PROVIDED ENTRIES>
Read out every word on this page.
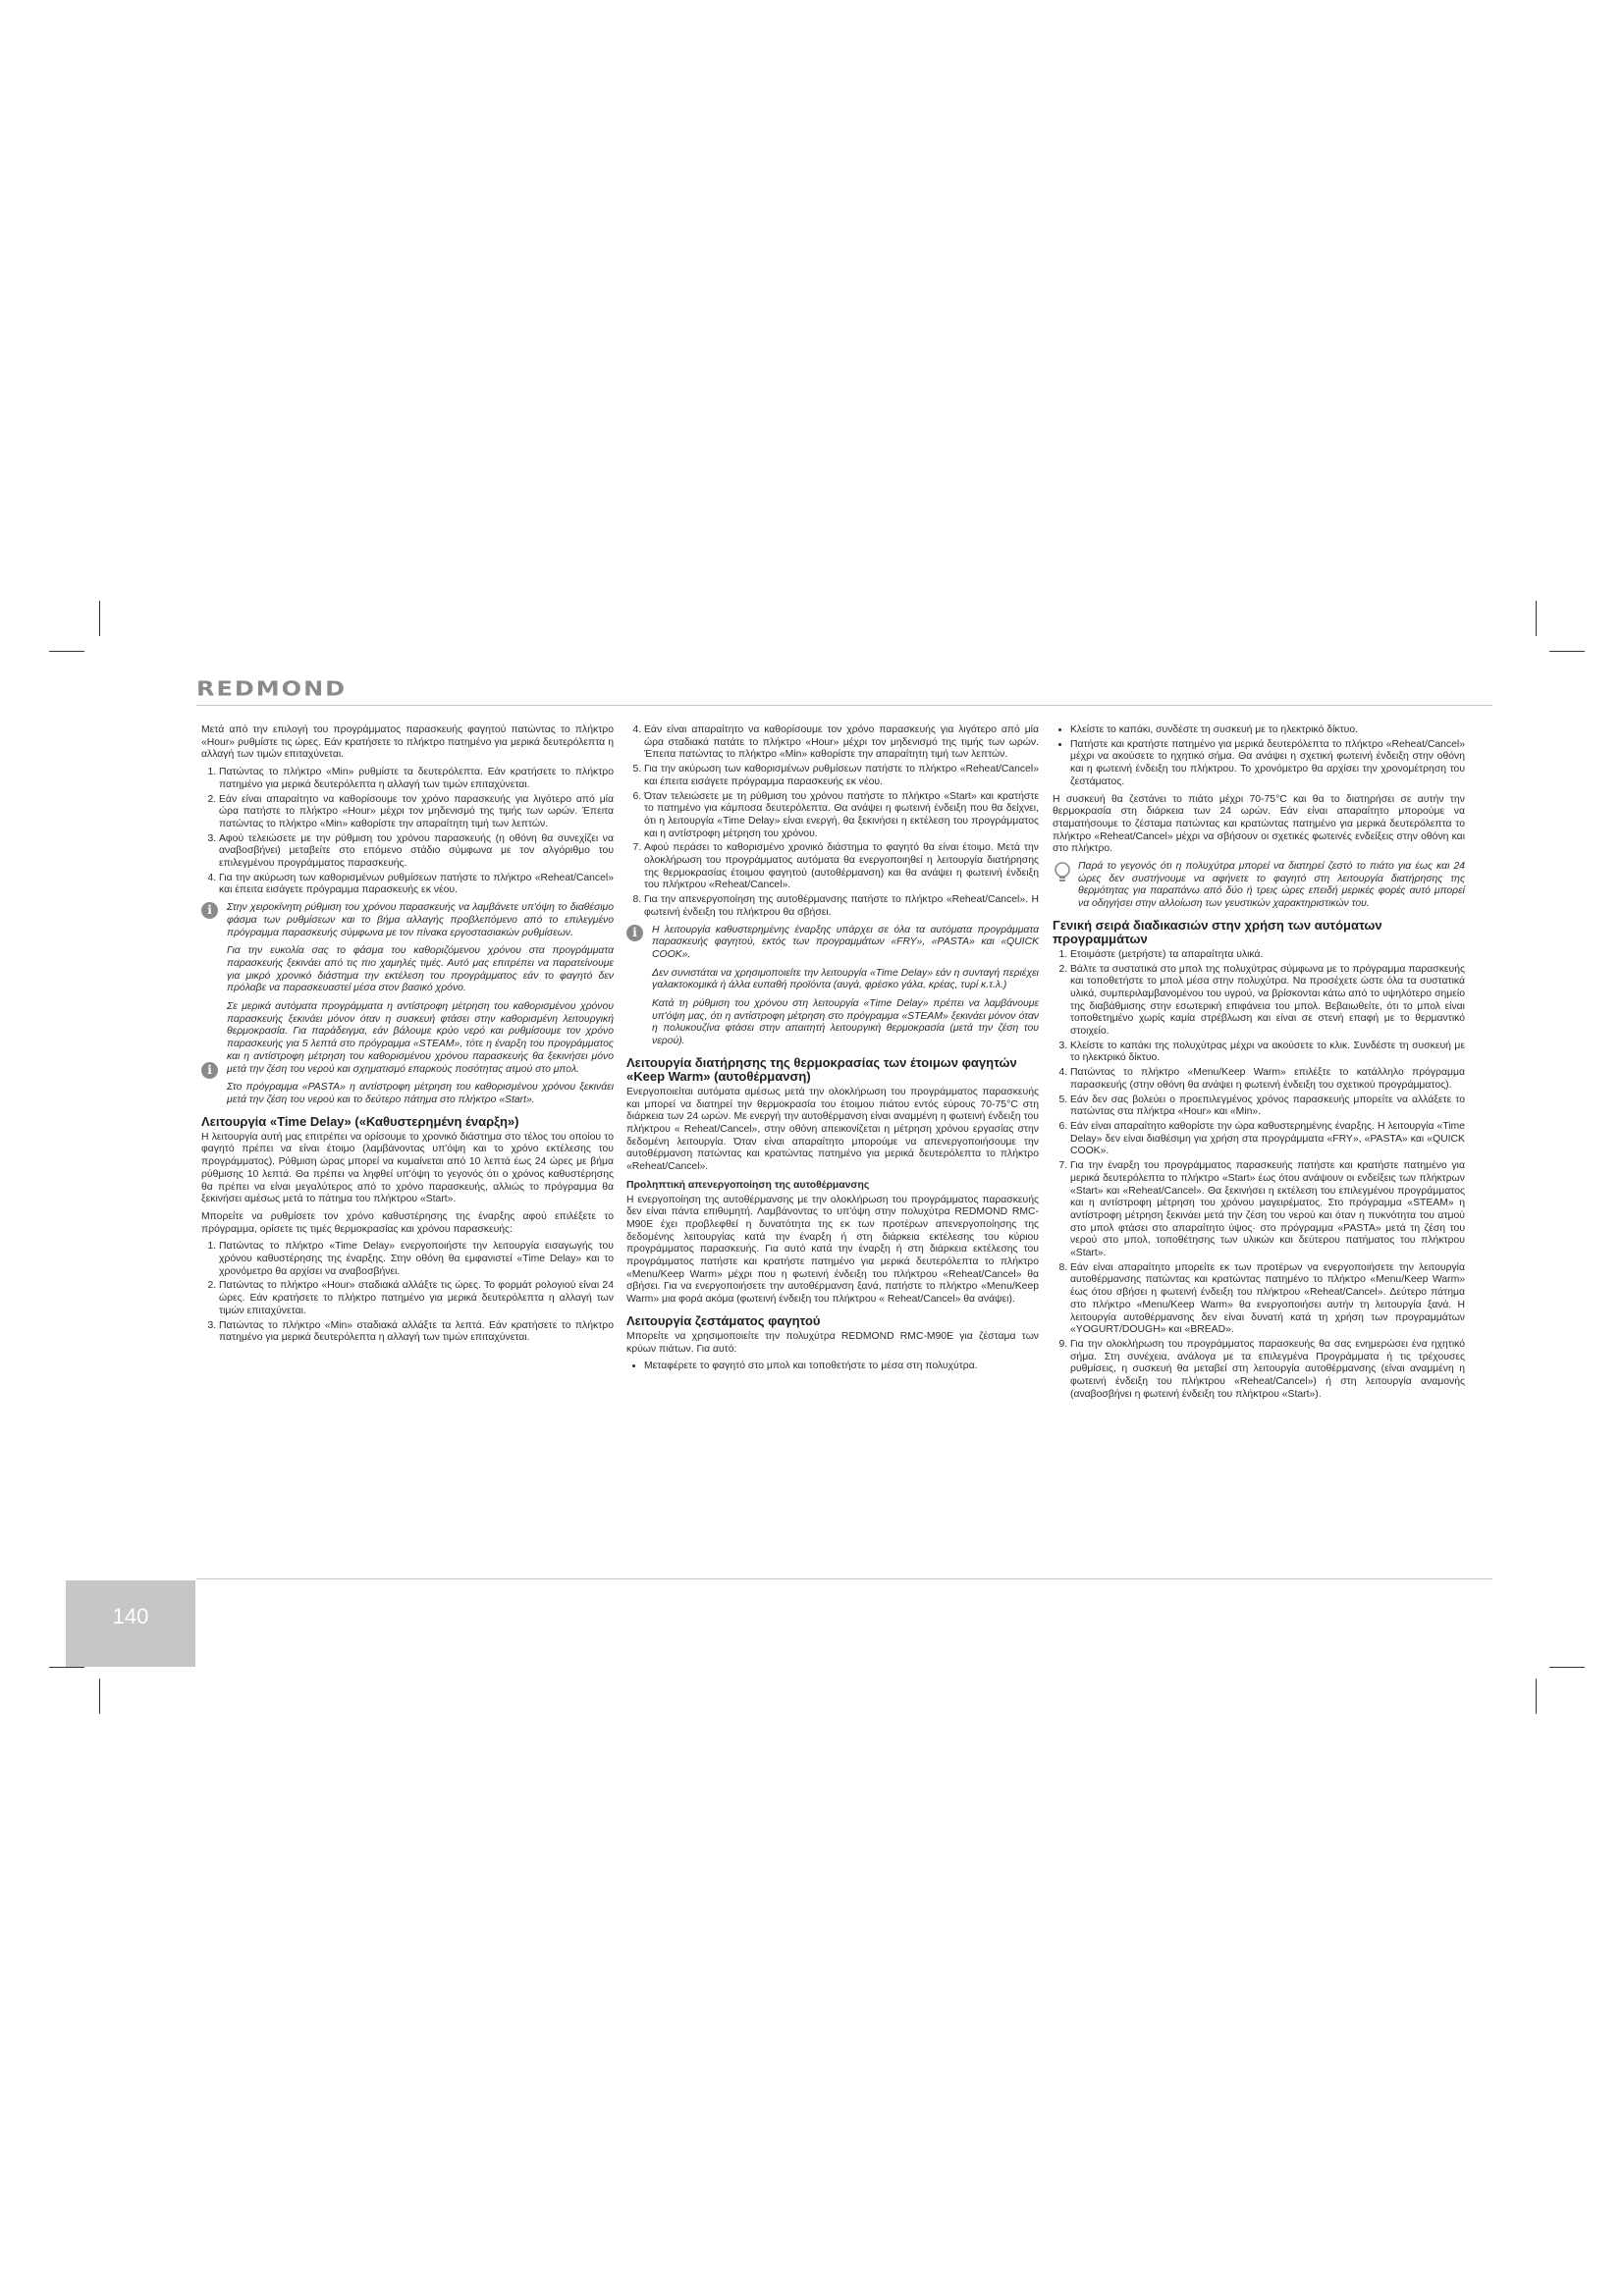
REDMOND

Μετά από την επιλογή του προγράμματος παρασκευής φαγητού πατώντας το πλήκτρο «Hour» ρυθμίστε τις ώρες. Εάν κρατήσετε το πλήκτρο πατημένο για μερικά δευτερόλεπτα η αλλαγή των τιμών επιταχύνεται.

1. Πατώντας το πλήκτρο «Min» ρυθμίστε τα δευτερόλεπτα. Εάν κρατήσετε το πλήκτρο πατημένο για μερικά δευτερόλεπτα η αλλαγή των τιμών επιταχύνεται.
2. Εάν είναι απαραίτητο να καθορίσουμε τον χρόνο παρασκευής για λιγότερο από μία ώρα πατήστε το πλήκτρο «Hour» μέχρι τον μηδενισμό της τιμής των ωρών. Έπειτα πατώντας το πλήκτρο «Min» καθορίστε την απαραίτητη τιμή των λεπτών.
3. Αφού τελειώσετε με την ρύθμιση του χρόνου παρασκευής (η οθόνη θα συνεχίζει να αναβοσβήνει) μεταβείτε στο επόμενο στάδιο σύμφωνα με τον αλγόριθμο του επιλεγμένου προγράμματος παρασκευής.
4. Για την ακύρωση των καθορισμένων ρυθμίσεων πατήστε το πλήκτρο «Reheat/Cancel» και έπειτα εισάγετε πρόγραμμα παρασκευής εκ νέου.
i	Στην χειροκίνητη ρύθμιση του χρόνου παρασκευής να λαμβάνετε υπ'όψη το διαθέσιμο φάσμα των ρυθμίσεων και το βήμα αλλαγής προβλεπόμενο από το επιλεγμένο πρόγραμμα παρασκευής σύμφωνα με τον πίνακα εργοστασιακών ρυθμίσεων.

Για την ευκολία σας το φάσμα του καθοριζόμενου χρόνου στα προγράμματα παρασκευής ξεκινάει από τις πιο χαμηλές τιμές. Αυτό μας επιτρέπει να παρατείνουμε για μικρό χρονικό διάστημα την εκτέλεση του προγράμματος εάν το φαγητό δεν πρόλαβε να παρασκευαστεί μέσα στον βασικό χρόνο.

i

Σε μερικά αυτόματα προγράμματα η αντίστροφη μέτρηση του καθορισμένου χρόνου παρασκευής ξεκινάει μόνον όταν η συσκευή φτάσει στην καθορισμένη λειτουργική θερμοκρασία. Για παράδειγμα, εάν βάλουμε κρύο νερό και ρυθμίσουμε τον χρόνο παρασκευής για 5 λεπτά στο πρόγραμμα «STEAM», τότε η έναρξη του προγράμματος και η αντίστροφη μέτρηση του καθορισμένου χρόνου παρασκευής θα ξεκινήσει μόνο μετά την ζέση του νερού και σχηματισμό επαρκούς ποσότητας ατμού στο μπολ.

Στο πρόγραμμα «PASTA» η αντίστροφη μέτρηση του καθορισμένου χρόνου ξεκινάει μετά την ζέση του νερού και το δεύτερο πάτημα στο πλήκτρο «Start».

Λειτουργία «Time Delay» («Καθυστερημένη έναρξη»)

Η λειτουργία αυτή μας επιτρέπει να ορίσουμε το χρονικό διάστημα στο τέλος του οποίου το φαγητό πρέπει να είναι έτοιμο (λαμβάνοντας υπ'όψη και το χρόνο εκτέλεσης του προγράμματος). Ρύθμιση ώρας μπορεί να κυμαίνεται από 10 λεπτά έως 24 ώρες με βήμα ρύθμισης 10 λεπτά. Θα πρέπει να ληφθεί υπ'όψη το γεγονός ότι ο χρόνος καθυστέρησης θα πρέπει να είναι μεγαλύτερος από το χρόνο παρασκευής, αλλιώς το πρόγραμμα θα ξεκινήσει αμέσως μετά το πάτημα του πλήκτρου «Start».

Μπορείτε να ρυθμίσετε τον χρόνο καθυστέρησης της έναρξης αφού επιλέξετε το πρόγραμμα, ορίσετε τις τιμές θερμοκρασίας και χρόνου παρασκευής:

1. Πατώντας το πλήκτρο «Time Delay» ενεργοποιήστε την λειτουργία εισαγωγής του χρόνου καθυστέρησης της έναρξης. Στην οθόνη θα εμφανιστεί «Time Delay» και το χρονόμετρο θα αρχίσει να αναβοσβήνει.
2. Πατώντας το πλήκτρο «Hour» σταδιακά αλλάξτε τις ώρες. Το φορμάτ ρολογιού είναι 24 ώρες. Εάν κρατήσετε το πλήκτρο πατημένο για μερικά δευτερόλεπτα η αλλαγή των τιμών επιταχύνεται.
3. Πατώντας το πλήκτρο «Min» σταδιακά αλλάξτε τα λεπτά. Εάν κρατήσετε το πλήκτρο πατημένο για μερικά δευτερόλεπτα η αλλαγή των τιμών επιταχύνεται.
4. Εάν είναι απαραίτητο να καθορίσουμε τον χρόνο παρασκευής για λιγότερο από μία ώρα σταδιακά πατάτε το πλήκτρο «Hour» μέχρι τον μηδενισμό της τιμής των ωρών. Έπειτα πατώντας το πλήκτρο «Min» καθορίστε την απαραίτητη τιμή των λεπτών.
5. Για την ακύρωση των καθορισμένων ρυθμίσεων πατήστε το πλήκτρο «Reheat/Cancel» και έπειτα εισάγετε πρόγραμμα παρασκευής εκ νέου.
6. Όταν τελειώσετε με τη ρύθμιση του χρόνου πατήστε το πλήκτρο «Start» και κρατήστε το πατημένο για κάμποσα δευτερόλεπτα. Θα ανάψει η φωτεινή ένδειξη που θα δείχνει, ότι η λειτουργία «Time Delay» είναι ενεργή, θα ξεκινήσει η εκτέλεση του προγράμματος και η αντίστροφη μέτρηση του χρόνου.
7. Αφού περάσει το καθορισμένο χρονικό διάστημα το φαγητό θα είναι έτοιμο. Μετά την ολοκλήρωση του προγράμματος αυτόματα θα ενεργοποιηθεί η λειτουργία διατήρησης της θερμοκρασίας έτοιμου φαγητού (αυτοθέρμανση) και θα ανάψει η φωτεινή ένδειξη του πλήκτρου «Reheat/Cancel».
8. Για την απενεργοποίηση της αυτοθέρμανσης πατήστε το πλήκτρο «Reheat/Cancel». Η φωτεινή ένδειξη του πλήκτρου θα σβήσει.
i	Η λειτουργία καθυστερημένης έναρξης υπάρχει σε όλα τα αυτόματα προγράμματα παρασκευής φαγητού, εκτός των προγραμμάτων «FRY», «PASTA» και «QUICK COOK».

Δεν συνιστάται να χρησιμοποιείτε την λειτουργία «Time Delay» εάν η συνταγή περιέχει γαλακτοκομικά ή άλλα ευπαθή προϊόντα (αυγά, φρέσκο γάλα, κρέας, τυρί κ.τ.λ.)

Κατά τη ρύθμιση του χρόνου στη λειτουργία «Time Delay» πρέπει να λαμβάνουμε υπ'όψη μας, ότι η αντίστροφη μέτρηση στο πρόγραμμα «STEAM» ξεκινάει μόνον όταν η πολυκουζίνα φτάσει στην απαιτητή λειτουργική θερμοκρασία (μετά την ζέση του νερού).

Λειτουργία διατήρησης της θερμοκρασίας των έτοιμων φαγητών «Keep Warm» (αυτοθέρμανση)

Ενεργοποιείται αυτόματα αμέσως μετά την ολοκλήρωση του προγράμματος παρασκευής και μπορεί να διατηρεί την θερμοκρασία του έτοιμου πιάτου εντός εύρους 70-75°C στη διάρκεια των 24 ωρών. Με ενεργή την αυτοθέρμανση είναι αναμμένη η φωτεινή ένδειξη του πλήκτρου « Reheat/Cancel», στην οθόνη απεικονίζεται η μέτρηση χρόνου εργασίας στην δεδομένη λειτουργία. Όταν είναι απαραίτητο μπορούμε να απενεργοποιήσουμε την αυτοθέρμανση πατώντας και κρατώντας πατημένο για μερικά δευτερόλεπτα το πλήκτρο «Reheat/Cancel».

Προληπτική απενεργοποίηση της αυτοθέρμανσης

Η ενεργοποίηση της αυτοθέρμανσης με την ολοκλήρωση του προγράμματος παρασκευής δεν είναι πάντα επιθυμητή. Λαμβάνοντας το υπ'όψη στην πολυχύτρα REDMOND RMC-M90E έχει προβλεφθεί η δυνατότητα της εκ των προτέρων απενεργοποίησης της δεδομένης λειτουργίας κατά την έναρξη ή στη διάρκεια εκτέλεσης του κύριου προγράμματος παρασκευής. Για αυτό κατά την έναρξη ή στη διάρκεια εκτέλεσης του προγράμματος πατήστε και κρατήστε πατημένο για μερικά δευτερόλεπτα το πλήκτρο «Menu/Keep Warm» μέχρι που η φωτεινή ένδειξη του πλήκτρου «Reheat/Cancel» θα σβήσει. Για να ενεργοποιήσετε την αυτοθέρμανση ξανά, πατήστε το πλήκτρο «Menu/Keep Warm» μια φορά ακόμα (φωτεινή ένδειξη του πλήκτρου « Reheat/Cancel» θα ανάψει).

Λειτουργία ζεστάματος φαγητού

Μπορείτε να χρησιμοποιείτε την πολυχύτρα REDMOND RMC-M90E για ζέσταμα των κρύων πιάτων. Για αυτό:

• Μεταφέρετε το φαγητό στο μπολ και τοποθετήστε το μέσα στη πολυχύτρα.
• Κλείστε το καπάκι, συνδέστε τη συσκευή με το ηλεκτρικό δίκτυο.
• Πατήστε και κρατήστε πατημένο για μερικά δευτερόλεπτα το πλήκτρο «Reheat/Cancel» μέχρι να ακούσετε το ηχητικό σήμα. Θα ανάψει η σχετική φωτεινή ένδειξη στην οθόνη και η φωτεινή ένδειξη του πλήκτρου. Το χρονόμετρο θα αρχίσει την χρονομέτρηση του ζεστάματος.

Η συσκευή θα ζεστάνει το πιάτο μέχρι 70-75°C και θα το διατηρήσει σε αυτήν την θερμοκρασία στη διάρκεια των 24 ωρών. Εάν είναι απαραίτητο μπορούμε να σταματήσουμε το ζέσταμα πατώντας και κρατώντας πατημένο για μερικά δευτερόλεπτα το πλήκτρο «Reheat/Cancel» μέχρι να σβήσουν οι σχετικές φωτεινές ενδείξεις στην οθόνη και στο πλήκτρο.

Παρά το γεγονός ότι η πολυχύτρα μπορεί να διατηρεί ζεστό το πιάτο για έως και 24 ώρες δεν συστήνουμε να αφήνετε το φαγητό στη λειτουργία διατήρησης της θερμότητας για παραπάνω από δύο ή τρεις ώρες επειδή μερικές φορές αυτό μπορεί να οδηγήσει στην αλλοίωση των γευστικών χαρακτηριστικών του.

Γενική σειρά διαδικασιών στην χρήση των αυτόματων προγραμμάτων
1. Ετοιμάστε (μετρήστε) τα απαραίτητα υλικά.
2. Βάλτε τα συστατικά στο μπολ της πολυχύτρας σύμφωνα με το πρόγραμμα παρασκευής και τοποθετήστε το μπολ μέσα στην πολυχύτρα. Να προσέχετε ώστε όλα τα συστατικά υλικά, συμπεριλαμβανομένου του υγρού, να βρίσκονται κάτω από το υψηλότερο σημείο της διαβάθμισης στην εσωτερική επιφάνεια του μπολ. Βεβαιωθείτε, ότι το μπολ είναι τοποθετημένο χωρίς καμία στρέβλωση και είναι σε στενή επαφή με το θερμαντικό στοιχείο.
3. Κλείστε το καπάκι της πολυχύτρας μέχρι να ακούσετε το κλικ. Συνδέστε τη συσκευή με το ηλεκτρικό δίκτυο.
4. Πατώντας το πλήκτρο «Menu/Keep Warm» επιλέξτε το κατάλληλο πρόγραμμα παρασκευής (στην οθόνη θα ανάψει η φωτεινή ένδειξη του σχετικού προγράμματος).
5. Εάν δεν σας βολεύει ο προεπιλεγμένος χρόνος παρασκευής μπορείτε να αλλάξετε το πατώντας στα πλήκτρα «Hour» και «Min».
6. Εάν είναι απαραίτητο καθορίστε την ώρα καθυστερημένης έναρξης. Η λειτουργία «Time Delay» δεν είναι διαθέσιμη για χρήση στα προγράμματα «FRY», «PASTA» και «QUICK COOK».
7. Για την έναρξη του προγράμματος παρασκευής πατήστε και κρατήστε πατημένο για μερικά δευτερόλεπτα το πλήκτρο «Start» έως ότου ανάψουν οι ενδείξεις των πλήκτρων «Start» και «Reheat/Cancel». Θα ξεκινήσει η εκτέλεση του επιλεγμένου προγράμματος και η αντίστροφη μέτρηση του χρόνου μαγειρέματος. Στο πρόγραμμα «STEAM» η αντίστροφη μέτρηση ξεκινάει μετά την ζέση του νερού και όταν η πυκνότητα του ατμού στο μπολ φτάσει στο απαραίτητο ύψος· στο πρόγραμμα «PASTA» μετά τη ζέση του νερού στο μπολ, τοποθέτησης των υλικών και δεύτερου πατήματος του πλήκτρου «Start».
8. Εάν είναι απαραίτητο μπορείτε εκ των προτέρων να ενεργοποιήσετε την λειτουργία αυτοθέρμανσης πατώντας και κρατώντας πατημένο το πλήκτρο «Menu/Keep Warm» έως ότου σβήσει η φωτεινή ένδειξη του πλήκτρου «Reheat/Cancel». Δεύτερο πάτημα στο πλήκτρο «Menu/Keep Warm» θα ενεργοποιήσει αυτήν τη λειτουργία ξανά. Η λειτουργία αυτοθέρμανσης δεν είναι δυνατή κατά τη χρήση των προγραμμάτων «YOGURT/DOUGH» και «BREAD».
9. Για την ολοκλήρωση του προγράμματος παρασκευής θα σας ενημερώσει ένα ηχητικό σήμα. Στη συνέχεια, ανάλογα με τα επιλεγμένα Προγράμματα ή τις τρέχουσες ρυθμίσεις, η συσκευή θα μεταβεί στη λειτουργία αυτοθέρμανσης (είναι αναμμένη η φωτεινή ένδειξη του πλήκτρου «Reheat/Cancel») ή στη λειτουργία αναμονής (αναβοσβήνει η φωτεινή ένδειξη του πλήκτρου «Start»).
140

TASK DESCRIPTION>
From the data above, work out how many lines contain the string "Κλείστε" and reply with only the number.

REPLY>
2